EXERCISE: Write the listing below out again exactly, dropping the images.

MATERIAL FOR THE TASK:
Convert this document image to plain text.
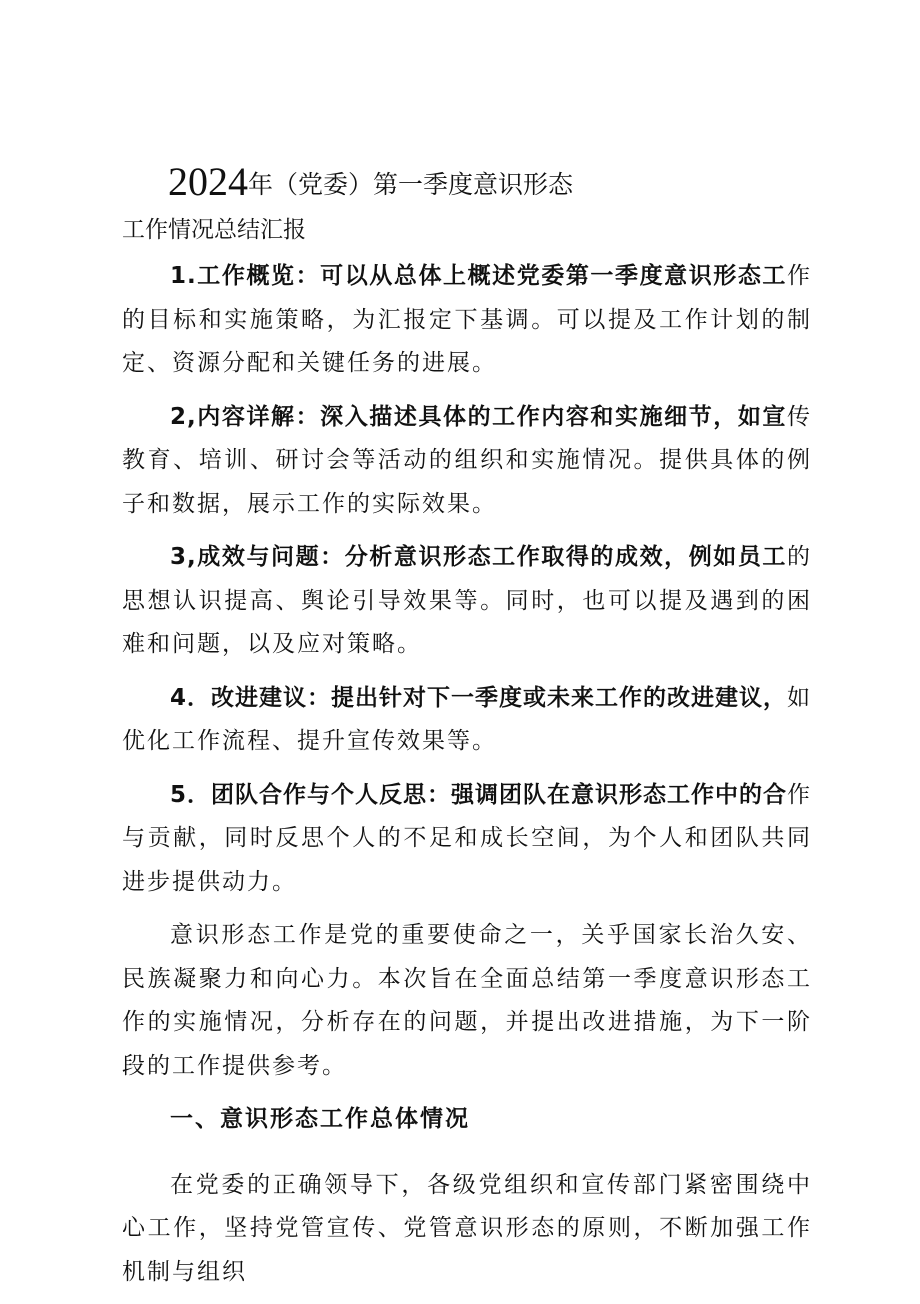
2024年（党委）第一季度意识形态
工作情况总结汇报

1.工作概览：可以从总体上概述党委第一季度意识形态工作的目标和实施策略，为汇报定下基调。可以提及工作计划的制定、资源分配和关键任务的进展。

2,内容详解：深入描述具体的工作内容和实施细节，如宣传教育、培训、研讨会等活动的组织和实施情况。提供具体的例子和数据，展示工作的实际效果。

3,成效与问题：分析意识形态工作取得的成效，例如员工的思想认识提高、舆论引导效果等。同时，也可以提及遇到的困难和问题，以及应对策略。

4．改进建议：提出针对下一季度或未来工作的改进建议，如优化工作流程、提升宣传效果等。

5．团队合作与个人反思：强调团队在意识形态工作中的合作与贡献，同时反思个人的不足和成长空间，为个人和团队共同进步提供动力。

意识形态工作是党的重要使命之一，关乎国家长治久安、民族凝聚力和向心力。本次旨在全面总结第一季度意识形态工作的实施情况，分析存在的问题，并提出改进措施，为下一阶段的工作提供参考。

一、意识形态工作总体情况

在党委的正确领导下，各级党组织和宣传部门紧密围绕中心工作，坚持党管宣传、党管意识形态的原则，不断加强工作机制与组织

ANSWER:
Convert this document image to plain text.
2024年（党委）第一季度意识形态
工作情况总结汇报

1.工作概览：可以从总体上概述党委第一季度意识形态工作的目标和实施策略，为汇报定下基调。可以提及工作计划的制定、资源分配和关键任务的进展。

2,内容详解：深入描述具体的工作内容和实施细节，如宣传教育、培训、研讨会等活动的组织和实施情况。提供具体的例子和数据，展示工作的实际效果。

3,成效与问题：分析意识形态工作取得的成效，例如员工的思想认识提高、舆论引导效果等。同时，也可以提及遇到的困难和问题，以及应对策略。

4．改进建议：提出针对下一季度或未来工作的改进建议，如优化工作流程、提升宣传效果等。

5．团队合作与个人反思：强调团队在意识形态工作中的合作与贡献，同时反思个人的不足和成长空间，为个人和团队共同进步提供动力。

意识形态工作是党的重要使命之一，关乎国家长治久安、民族凝聚力和向心力。本次旨在全面总结第一季度意识形态工作的实施情况，分析存在的问题，并提出改进措施，为下一阶段的工作提供参考。

一、意识形态工作总体情况

在党委的正确领导下，各级党组织和宣传部门紧密围绕中心工作，坚持党管宣传、党管意识形态的原则，不断加强工作机制与组织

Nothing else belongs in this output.